§ **What needs to be done**:
Where a line contains the string "beta", copy that line.

§ **Data shown**:

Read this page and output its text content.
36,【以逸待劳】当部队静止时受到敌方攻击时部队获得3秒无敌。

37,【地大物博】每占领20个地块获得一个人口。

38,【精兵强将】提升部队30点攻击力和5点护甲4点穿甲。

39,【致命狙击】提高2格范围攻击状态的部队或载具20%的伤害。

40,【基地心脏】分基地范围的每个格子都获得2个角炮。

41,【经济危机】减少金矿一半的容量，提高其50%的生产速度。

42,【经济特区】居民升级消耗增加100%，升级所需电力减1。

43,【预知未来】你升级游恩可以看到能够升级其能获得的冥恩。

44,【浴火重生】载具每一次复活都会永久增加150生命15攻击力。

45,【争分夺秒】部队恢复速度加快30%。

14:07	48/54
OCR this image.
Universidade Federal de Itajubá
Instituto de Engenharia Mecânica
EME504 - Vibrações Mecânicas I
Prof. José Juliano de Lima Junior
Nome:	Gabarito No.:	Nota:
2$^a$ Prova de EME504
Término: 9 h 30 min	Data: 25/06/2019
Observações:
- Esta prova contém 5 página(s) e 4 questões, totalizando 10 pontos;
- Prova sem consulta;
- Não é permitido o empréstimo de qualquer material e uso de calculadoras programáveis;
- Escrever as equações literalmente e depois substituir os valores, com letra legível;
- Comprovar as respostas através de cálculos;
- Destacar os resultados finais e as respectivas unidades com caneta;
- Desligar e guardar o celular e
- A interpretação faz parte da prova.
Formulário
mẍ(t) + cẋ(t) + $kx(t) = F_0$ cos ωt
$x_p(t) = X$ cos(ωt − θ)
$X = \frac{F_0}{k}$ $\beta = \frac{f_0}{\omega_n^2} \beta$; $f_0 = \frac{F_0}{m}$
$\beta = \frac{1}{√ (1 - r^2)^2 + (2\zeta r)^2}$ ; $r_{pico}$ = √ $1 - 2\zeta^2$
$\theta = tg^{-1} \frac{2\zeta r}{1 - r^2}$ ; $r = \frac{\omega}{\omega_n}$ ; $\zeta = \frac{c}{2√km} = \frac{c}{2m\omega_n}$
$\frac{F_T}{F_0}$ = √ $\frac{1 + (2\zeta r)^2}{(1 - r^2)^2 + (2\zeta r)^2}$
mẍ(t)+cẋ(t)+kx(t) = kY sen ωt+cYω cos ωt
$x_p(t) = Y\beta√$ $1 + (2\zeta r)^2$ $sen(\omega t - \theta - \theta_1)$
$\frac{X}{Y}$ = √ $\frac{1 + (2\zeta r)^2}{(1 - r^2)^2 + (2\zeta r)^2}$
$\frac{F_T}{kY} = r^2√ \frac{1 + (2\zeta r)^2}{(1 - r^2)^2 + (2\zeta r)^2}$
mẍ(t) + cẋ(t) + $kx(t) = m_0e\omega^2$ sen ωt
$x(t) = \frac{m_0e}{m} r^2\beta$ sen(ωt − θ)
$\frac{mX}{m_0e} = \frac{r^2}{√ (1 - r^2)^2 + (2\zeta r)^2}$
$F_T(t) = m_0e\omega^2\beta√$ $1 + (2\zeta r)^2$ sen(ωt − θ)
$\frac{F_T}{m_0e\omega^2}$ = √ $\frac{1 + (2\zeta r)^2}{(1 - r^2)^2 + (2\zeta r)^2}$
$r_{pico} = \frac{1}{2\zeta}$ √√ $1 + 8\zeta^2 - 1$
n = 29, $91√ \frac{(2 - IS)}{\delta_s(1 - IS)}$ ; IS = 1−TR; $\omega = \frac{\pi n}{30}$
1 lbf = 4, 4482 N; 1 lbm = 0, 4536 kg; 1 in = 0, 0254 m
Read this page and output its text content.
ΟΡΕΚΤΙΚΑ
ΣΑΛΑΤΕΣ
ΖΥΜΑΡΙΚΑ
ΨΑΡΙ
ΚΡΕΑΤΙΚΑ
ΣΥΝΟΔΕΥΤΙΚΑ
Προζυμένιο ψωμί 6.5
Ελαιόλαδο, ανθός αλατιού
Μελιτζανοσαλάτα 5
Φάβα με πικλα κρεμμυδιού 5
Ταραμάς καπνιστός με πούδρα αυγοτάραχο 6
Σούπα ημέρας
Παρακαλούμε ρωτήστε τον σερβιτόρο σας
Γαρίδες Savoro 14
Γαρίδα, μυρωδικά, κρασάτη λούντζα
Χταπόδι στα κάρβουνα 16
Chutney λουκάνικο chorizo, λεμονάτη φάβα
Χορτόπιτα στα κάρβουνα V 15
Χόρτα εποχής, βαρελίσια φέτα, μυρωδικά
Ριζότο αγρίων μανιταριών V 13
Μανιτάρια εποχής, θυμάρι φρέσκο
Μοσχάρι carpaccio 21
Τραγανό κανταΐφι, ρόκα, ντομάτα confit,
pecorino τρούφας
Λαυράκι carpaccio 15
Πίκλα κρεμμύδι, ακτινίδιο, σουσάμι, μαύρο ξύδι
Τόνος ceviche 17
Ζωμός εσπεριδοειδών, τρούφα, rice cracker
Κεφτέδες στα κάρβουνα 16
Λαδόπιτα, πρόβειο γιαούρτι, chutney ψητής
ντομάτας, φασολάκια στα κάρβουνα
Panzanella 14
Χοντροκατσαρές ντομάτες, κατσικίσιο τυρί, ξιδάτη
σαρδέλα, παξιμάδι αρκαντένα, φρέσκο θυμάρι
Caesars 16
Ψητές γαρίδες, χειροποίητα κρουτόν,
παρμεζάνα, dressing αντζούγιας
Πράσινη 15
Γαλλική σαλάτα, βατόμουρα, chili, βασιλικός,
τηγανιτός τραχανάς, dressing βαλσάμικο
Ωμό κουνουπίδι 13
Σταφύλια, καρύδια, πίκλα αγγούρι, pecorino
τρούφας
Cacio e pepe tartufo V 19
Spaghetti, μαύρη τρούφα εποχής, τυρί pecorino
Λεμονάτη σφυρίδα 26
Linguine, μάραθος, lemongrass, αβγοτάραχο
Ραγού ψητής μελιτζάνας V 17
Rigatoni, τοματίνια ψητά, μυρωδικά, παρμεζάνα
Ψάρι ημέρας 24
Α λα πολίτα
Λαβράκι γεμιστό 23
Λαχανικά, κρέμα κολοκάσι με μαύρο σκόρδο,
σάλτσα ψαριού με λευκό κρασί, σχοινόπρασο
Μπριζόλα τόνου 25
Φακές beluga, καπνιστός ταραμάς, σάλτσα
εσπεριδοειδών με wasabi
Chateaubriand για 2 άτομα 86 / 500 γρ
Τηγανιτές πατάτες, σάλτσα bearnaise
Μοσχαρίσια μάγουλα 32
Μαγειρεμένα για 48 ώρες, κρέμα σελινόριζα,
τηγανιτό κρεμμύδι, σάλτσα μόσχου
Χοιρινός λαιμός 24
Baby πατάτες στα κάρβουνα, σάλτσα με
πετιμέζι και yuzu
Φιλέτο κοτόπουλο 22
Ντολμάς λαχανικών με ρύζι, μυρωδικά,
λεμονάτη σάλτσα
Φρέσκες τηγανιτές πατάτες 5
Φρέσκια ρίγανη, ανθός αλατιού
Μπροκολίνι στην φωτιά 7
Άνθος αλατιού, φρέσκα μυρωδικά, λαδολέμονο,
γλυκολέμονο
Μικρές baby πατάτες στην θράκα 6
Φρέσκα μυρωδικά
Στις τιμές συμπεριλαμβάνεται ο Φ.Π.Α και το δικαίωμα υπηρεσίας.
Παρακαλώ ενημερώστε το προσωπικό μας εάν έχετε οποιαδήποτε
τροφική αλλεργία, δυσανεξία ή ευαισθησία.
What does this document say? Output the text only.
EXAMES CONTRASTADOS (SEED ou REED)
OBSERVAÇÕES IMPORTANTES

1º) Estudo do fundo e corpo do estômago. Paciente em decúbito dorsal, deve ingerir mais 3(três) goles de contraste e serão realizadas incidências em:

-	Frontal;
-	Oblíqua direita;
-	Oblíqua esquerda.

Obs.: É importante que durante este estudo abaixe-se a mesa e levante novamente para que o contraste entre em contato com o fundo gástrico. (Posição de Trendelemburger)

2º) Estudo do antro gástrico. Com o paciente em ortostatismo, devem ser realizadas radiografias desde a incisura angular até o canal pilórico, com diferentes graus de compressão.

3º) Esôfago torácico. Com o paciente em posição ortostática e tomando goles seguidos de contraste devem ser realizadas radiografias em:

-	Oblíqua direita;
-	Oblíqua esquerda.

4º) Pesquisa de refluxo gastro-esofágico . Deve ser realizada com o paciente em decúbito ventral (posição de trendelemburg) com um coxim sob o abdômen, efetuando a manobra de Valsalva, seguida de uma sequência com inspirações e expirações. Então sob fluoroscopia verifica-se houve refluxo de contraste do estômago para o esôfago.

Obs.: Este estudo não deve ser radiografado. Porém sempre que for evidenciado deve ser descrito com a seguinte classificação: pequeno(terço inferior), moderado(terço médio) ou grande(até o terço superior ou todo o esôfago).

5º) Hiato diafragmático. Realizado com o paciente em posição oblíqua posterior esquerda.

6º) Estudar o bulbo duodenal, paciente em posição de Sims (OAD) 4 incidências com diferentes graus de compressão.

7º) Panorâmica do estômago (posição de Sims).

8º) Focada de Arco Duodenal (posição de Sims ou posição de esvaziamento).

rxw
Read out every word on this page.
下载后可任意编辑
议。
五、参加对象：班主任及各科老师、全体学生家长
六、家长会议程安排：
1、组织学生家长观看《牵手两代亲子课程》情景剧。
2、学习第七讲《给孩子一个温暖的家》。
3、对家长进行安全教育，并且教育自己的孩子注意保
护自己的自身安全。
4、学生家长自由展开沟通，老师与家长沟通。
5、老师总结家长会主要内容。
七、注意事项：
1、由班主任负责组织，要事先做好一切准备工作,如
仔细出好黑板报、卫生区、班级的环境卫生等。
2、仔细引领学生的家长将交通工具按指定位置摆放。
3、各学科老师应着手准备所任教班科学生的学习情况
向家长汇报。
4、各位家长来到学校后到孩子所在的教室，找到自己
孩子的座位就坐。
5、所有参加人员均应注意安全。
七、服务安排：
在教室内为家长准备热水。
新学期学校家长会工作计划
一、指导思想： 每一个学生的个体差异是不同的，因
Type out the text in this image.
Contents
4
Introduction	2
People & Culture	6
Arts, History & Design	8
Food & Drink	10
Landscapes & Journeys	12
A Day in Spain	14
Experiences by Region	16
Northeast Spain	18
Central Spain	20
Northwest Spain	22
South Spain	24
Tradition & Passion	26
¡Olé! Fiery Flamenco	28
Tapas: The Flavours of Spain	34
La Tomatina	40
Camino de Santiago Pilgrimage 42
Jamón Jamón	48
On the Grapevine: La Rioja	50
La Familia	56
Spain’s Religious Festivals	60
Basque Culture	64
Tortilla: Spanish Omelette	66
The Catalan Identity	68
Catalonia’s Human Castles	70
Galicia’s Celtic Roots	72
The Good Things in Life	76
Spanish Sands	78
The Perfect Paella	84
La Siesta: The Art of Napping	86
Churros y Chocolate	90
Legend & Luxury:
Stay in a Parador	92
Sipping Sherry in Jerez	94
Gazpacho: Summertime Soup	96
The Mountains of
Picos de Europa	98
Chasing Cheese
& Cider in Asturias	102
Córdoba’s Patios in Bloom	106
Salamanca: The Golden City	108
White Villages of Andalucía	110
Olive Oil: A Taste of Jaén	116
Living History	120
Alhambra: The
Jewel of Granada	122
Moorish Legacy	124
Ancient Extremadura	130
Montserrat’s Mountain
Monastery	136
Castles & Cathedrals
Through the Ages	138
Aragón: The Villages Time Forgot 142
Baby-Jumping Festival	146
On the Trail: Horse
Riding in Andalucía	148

§ **Final answer**:
$X = \frac{F_0}{k}$ $\beta = \frac{f_0}{\omega_n^2} \beta$; $f_0 = \frac{F_0}{m}$
$\beta = \frac{1}{√ (1 - r^2)^2 + (2\zeta r)^2}$ ; $r_{pico}$ = √ $1 - 2\zeta^2$
$x_p(t) = Y\beta√$ $1 + (2\zeta r)^2$ $sen(\omega t - \theta - \theta_1)$
$x(t) = \frac{m_0e}{m} r^2\beta$ sen(ωt − θ)
$F_T(t) = m_0e\omega^2\beta√$ $1 + (2\zeta r)^2$ sen(ωt − θ)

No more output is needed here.